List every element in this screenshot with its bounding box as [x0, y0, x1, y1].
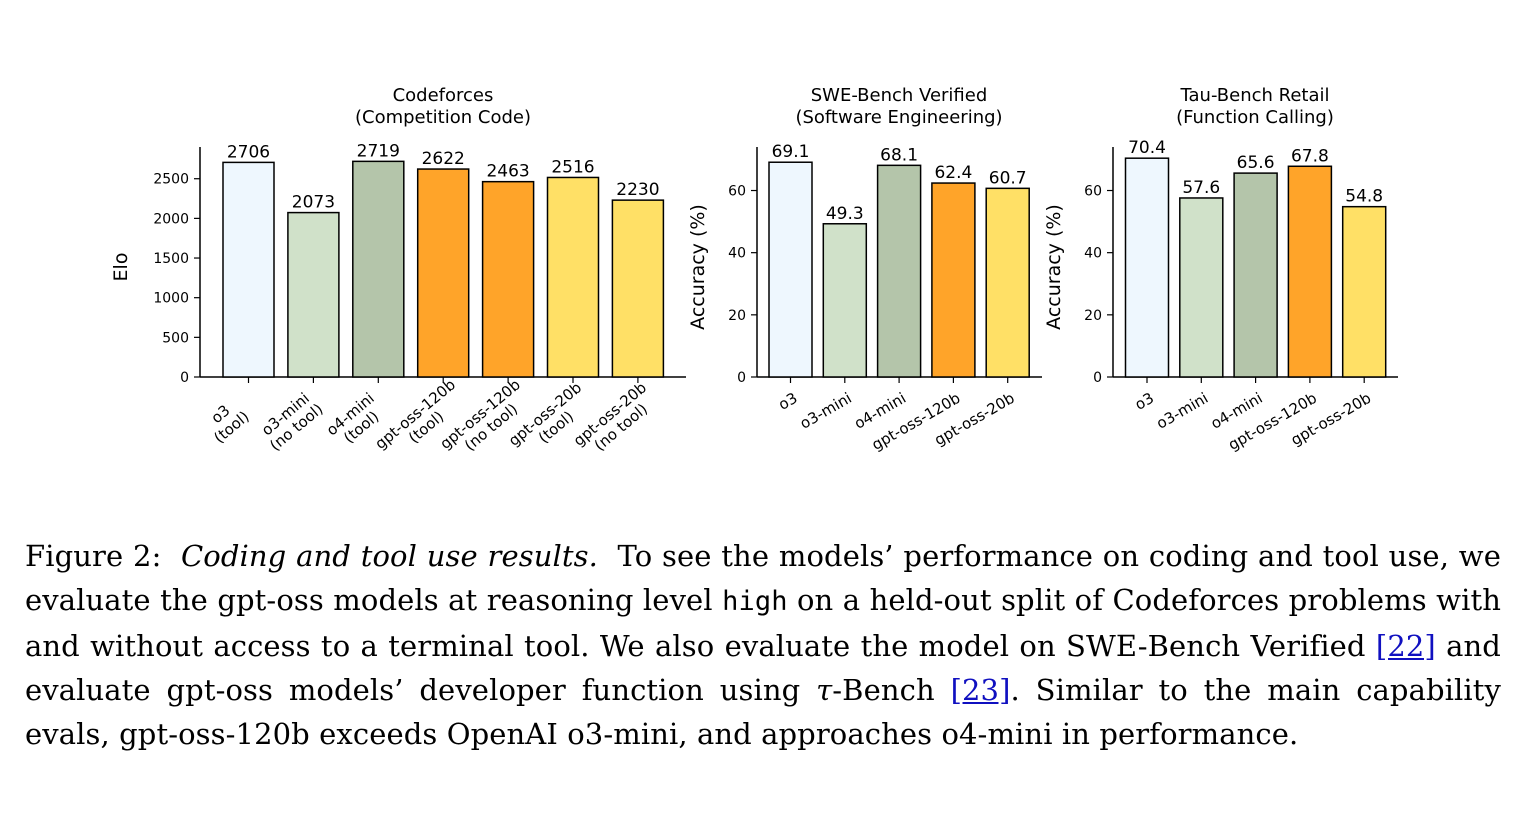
bar-value-label: 70.4 [1128, 138, 1166, 158]
x-tick-label: o3 [1132, 389, 1157, 414]
chart-title-line: Tau-Bench Retail [1179, 85, 1329, 106]
y-tick-label: 60 [728, 184, 746, 200]
y-tick-label: 40 [1084, 246, 1102, 262]
x-tick-label: o3 [775, 389, 800, 414]
chart-title-line: (Competition Code) [355, 107, 531, 128]
x-tick-label-line: o3 [775, 389, 800, 414]
bar-value-label: 54.8 [1345, 187, 1383, 207]
bar-value-label: 49.3 [826, 204, 864, 224]
bar-value-label: 57.6 [1182, 178, 1220, 198]
caption-text-1: To see the models’ performance on coding… [25, 539, 1501, 617]
chart-title-line: SWE-Bench Verified [811, 85, 988, 106]
bar [822, 223, 868, 378]
chart-title-line: (Software Engineering) [795, 107, 1002, 128]
bar [546, 176, 600, 378]
y-tick-label: 1500 [153, 251, 189, 267]
caption-title: Coding and tool use results. [181, 539, 598, 573]
x-tick-label: o3-mini(no tool) [255, 387, 326, 455]
caption-text-4: -Bench [832, 673, 935, 707]
chart-title-line: Codeforces [393, 85, 494, 106]
bar [1287, 165, 1333, 378]
bar [416, 168, 470, 378]
bar [1179, 197, 1224, 378]
y-tick-label: 0 [737, 370, 746, 386]
bar-value-label: 2463 [486, 162, 529, 182]
bar [222, 161, 275, 378]
figure-2-charts: Codeforces(Competition Code) Elo 0 500 1000 1… [110, 85, 1398, 465]
y-tick-label: 20 [1084, 308, 1102, 324]
y-axis-label: Accuracy (%) [687, 204, 709, 330]
caption-text-3: and evaluate gpt-oss models’ developer f… [25, 629, 1501, 707]
bar [1233, 172, 1278, 378]
bar-value-label: 67.8 [1291, 146, 1329, 166]
bar [1341, 205, 1387, 378]
bar-value-label: 65.6 [1237, 153, 1275, 173]
y-tick-label: 500 [162, 330, 189, 346]
y-tick-label: 60 [1084, 184, 1102, 200]
x-tick-label-line: o3-mini [1153, 389, 1211, 433]
bar [611, 199, 665, 378]
y-tick-label: 0 [1093, 370, 1102, 386]
y-tick-label: 2500 [153, 172, 189, 188]
y-axis-label: Accuracy (%) [1043, 204, 1065, 330]
x-tick-label: o3(tool) [199, 394, 252, 447]
bar-value-label: 2073 [292, 193, 335, 213]
bar-value-label: 2706 [227, 142, 270, 162]
bar [481, 180, 535, 378]
chart-1: Codeforces(Competition Code) Elo 0 500 1000 1… [110, 85, 686, 465]
bar-value-label: 2622 [422, 149, 465, 169]
bar-value-label: 60.7 [989, 168, 1027, 188]
bar [985, 187, 1030, 378]
chart-3: Tau-Bench Retail(Function Calling) Accura… [1043, 85, 1398, 454]
bar [287, 211, 340, 378]
y-tick-label: 40 [728, 246, 746, 262]
citation-link-22[interactable]: [22] [1375, 629, 1436, 663]
figure-label: Figure 2: [25, 539, 162, 573]
figure-caption: Figure 2: Coding and tool use results. T… [25, 534, 1501, 756]
y-tick-label: 20 [728, 308, 746, 324]
x-tick-label: gpt-oss-120b(tool) [372, 375, 470, 465]
citation-link-23[interactable]: [23] [950, 673, 1011, 707]
bar-value-label: 2719 [357, 141, 400, 161]
bar [1124, 157, 1170, 378]
y-tick-label: 2000 [153, 211, 189, 227]
bar-value-label: 69.1 [772, 142, 810, 162]
bar-value-label: 2516 [551, 157, 594, 177]
bar [931, 182, 976, 378]
y-tick-label: 1000 [153, 291, 189, 307]
bar-value-label: 62.4 [934, 163, 972, 183]
bar-value-label: 2230 [616, 180, 659, 200]
y-axis-label: Elo [110, 253, 132, 282]
bar [876, 164, 922, 378]
x-tick-label-line: o3 [1132, 389, 1157, 414]
caption-text-2: on a held-out split of Codeforces proble… [25, 583, 1501, 663]
bar [352, 160, 405, 378]
x-tick-label-line: o3-mini [797, 389, 855, 433]
chart-2: SWE-Bench Verified(Software Engineering)… [687, 85, 1042, 454]
x-tick-label: o3-mini [1153, 389, 1211, 433]
x-tick-label: o3-mini [797, 389, 855, 433]
bar [768, 161, 813, 378]
caption-text-5: . Similar to the main capability evals, … [25, 673, 1501, 751]
caption-code-high: high [722, 586, 788, 617]
tau-symbol: τ [816, 673, 833, 707]
bar-value-label: 68.1 [880, 145, 918, 165]
chart-title-line: (Function Calling) [1176, 107, 1334, 128]
y-tick-label: 0 [180, 370, 189, 386]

* _What you need to do_
Lay out all of the lines above as a JSON list of strings, one string per line, leaving out the blank lines and the pictures.

* _Finished answer_
[
  "List every element in this screenshot with its bounding box as [x0, y0, x1, y1].",
  "bar-value-label: 70.4 [1128, 138, 1166, 158]",
  "x-tick-label: o3 [1132, 389, 1157, 414]",
  "chart-title-line: Tau-Bench Retail [1179, 85, 1329, 106]",
  "y-tick-label: 60 [728, 184, 746, 200]",
  "y-tick-label: 40 [1084, 246, 1102, 262]",
  "x-tick-label: o3 [775, 389, 800, 414]",
  "chart-title-line: (Competition Code) [355, 107, 531, 128]",
  "x-tick-label-line: o3 [775, 389, 800, 414]",
  "bar-value-label: 54.8 [1345, 187, 1383, 207]",
  "bar-value-label: 49.3 [826, 204, 864, 224]",
  "bar-value-label: 57.6 [1182, 178, 1220, 198]",
  "caption-text-1: To see the models’ performance on coding… [25, 539, 1501, 617]",
  "chart-title-line: SWE-Bench Verified [811, 85, 988, 106]",
  "bar [822, 223, 868, 378]",
  "chart-title-line: (Software Engineering) [795, 107, 1002, 128]",
  "bar [546, 176, 600, 378]",
  "y-tick-label: 1500 [153, 251, 189, 267]",
  "caption-title: Coding and tool use results. [181, 539, 598, 573]",
  "x-tick-label: o3-mini(no tool) [255, 387, 326, 455]",
  "caption-text-4: -Bench [832, 673, 935, 707]",
  "chart-title-line: Codeforces [393, 85, 494, 106]",
  "bar [1287, 165, 1333, 378]",
  "bar [416, 168, 470, 378]",
  "bar [1179, 197, 1224, 378]",
  "y-tick-label: 0 [737, 370, 746, 386]",
  "bar-value-label: 2463 [486, 162, 529, 182]",
  "bar [222, 161, 275, 378]",
  "figure-2-charts: Codeforces(Competition Code) Elo 0 500 1000 1… [110, 85, 1398, 465]",
  "y-tick-label: 20 [1084, 308, 1102, 324]",
  "y-axis-label: Accuracy (%) [687, 204, 709, 330]",
  "caption-text-3: and evaluate gpt-oss models’ developer f… [25, 629, 1501, 707]",
  "bar [1233, 172, 1278, 378]",
  "bar-value-label: 67.8 [1291, 146, 1329, 166]",
  "bar [1341, 205, 1387, 378]",
  "bar-value-label: 65.6 [1237, 153, 1275, 173]",
  "y-tick-label: 500 [162, 330, 189, 346]",
  "y-tick-label: 60 [1084, 184, 1102, 200]",
  "x-tick-label-line: o3-mini [1153, 389, 1211, 433]",
  "bar [611, 199, 665, 378]",
  "y-tick-label: 0 [1093, 370, 1102, 386]",
  "y-tick-label: 2500 [153, 172, 189, 188]",
  "y-axis-label: Accuracy (%) [1043, 204, 1065, 330]",
  "x-tick-label: o3(tool) [199, 394, 252, 447]",
  "bar-value-label: 2073 [292, 193, 335, 213]",
  "bar-value-label: 2706 [227, 142, 270, 162]",
  "bar [481, 180, 535, 378]",
  "chart-1: Codeforces(Competition Code) Elo 0 500 1000 1… [110, 85, 686, 465]",
  "bar-value-label: 2622 [422, 149, 465, 169]",
  "bar-value-label: 60.7 [989, 168, 1027, 188]",
  "bar [985, 187, 1030, 378]",
  "chart-3: Tau-Bench Retail(Function Calling) Accura… [1043, 85, 1398, 454]",
  "bar [287, 211, 340, 378]",
  "y-tick-label: 40 [728, 246, 746, 262]",
  "citation-link-22[interactable]: [22] [1375, 629, 1436, 663]",
  "figure-label: Figure 2: [25, 539, 162, 573]",
  "figure-caption: Figure 2: Coding and tool use results. T… [25, 534, 1501, 756]",
  "y-tick-label: 20 [728, 308, 746, 324]",
  "x-tick-label: gpt-oss-120b(tool) [372, 375, 470, 465]",
  "citation-link-23[interactable]: [23] [950, 673, 1011, 707]",
  "bar-value-label: 2719 [357, 141, 400, 161]",
  "bar [1124, 157, 1170, 378]",
  "y-tick-label: 2000 [153, 211, 189, 227]",
  "bar-value-label: 69.1 [772, 142, 810, 162]",
  "bar-value-label: 2516 [551, 157, 594, 177]",
  "bar [931, 182, 976, 378]",
  "y-tick-label: 1000 [153, 291, 189, 307]",
  "bar-value-label: 62.4 [934, 163, 972, 183]",
  "bar-value-label: 2230 [616, 180, 659, 200]",
  "y-axis-label: Elo [110, 253, 132, 282]",
  "bar [876, 164, 922, 378]",
  "x-tick-label-line: o3 [1132, 389, 1157, 414]",
  "caption-text-2: on a held-out split of Codeforces proble… [25, 583, 1501, 663]",
  "bar [352, 160, 405, 378]",
  "x-tick-label-line: o3-mini [797, 389, 855, 433]",
  "chart-2: SWE-Bench Verified(Software Engineering)… [687, 85, 1042, 454]",
  "x-tick-label: o3-mini [1153, 389, 1211, 433]",
  "x-tick-label: o3-mini [797, 389, 855, 433]",
  "bar [768, 161, 813, 378]",
  "caption-text-5: . Similar to the main capability evals, … [25, 673, 1501, 751]",
  "caption-code-high: high [722, 586, 788, 617]",
  "tau-symbol: τ [816, 673, 833, 707]",
  "bar-value-label: 68.1 [880, 145, 918, 165]",
  "chart-title-line: (Function Calling) [1176, 107, 1334, 128]",
  "y-tick-label: 0 [180, 370, 189, 386]"
]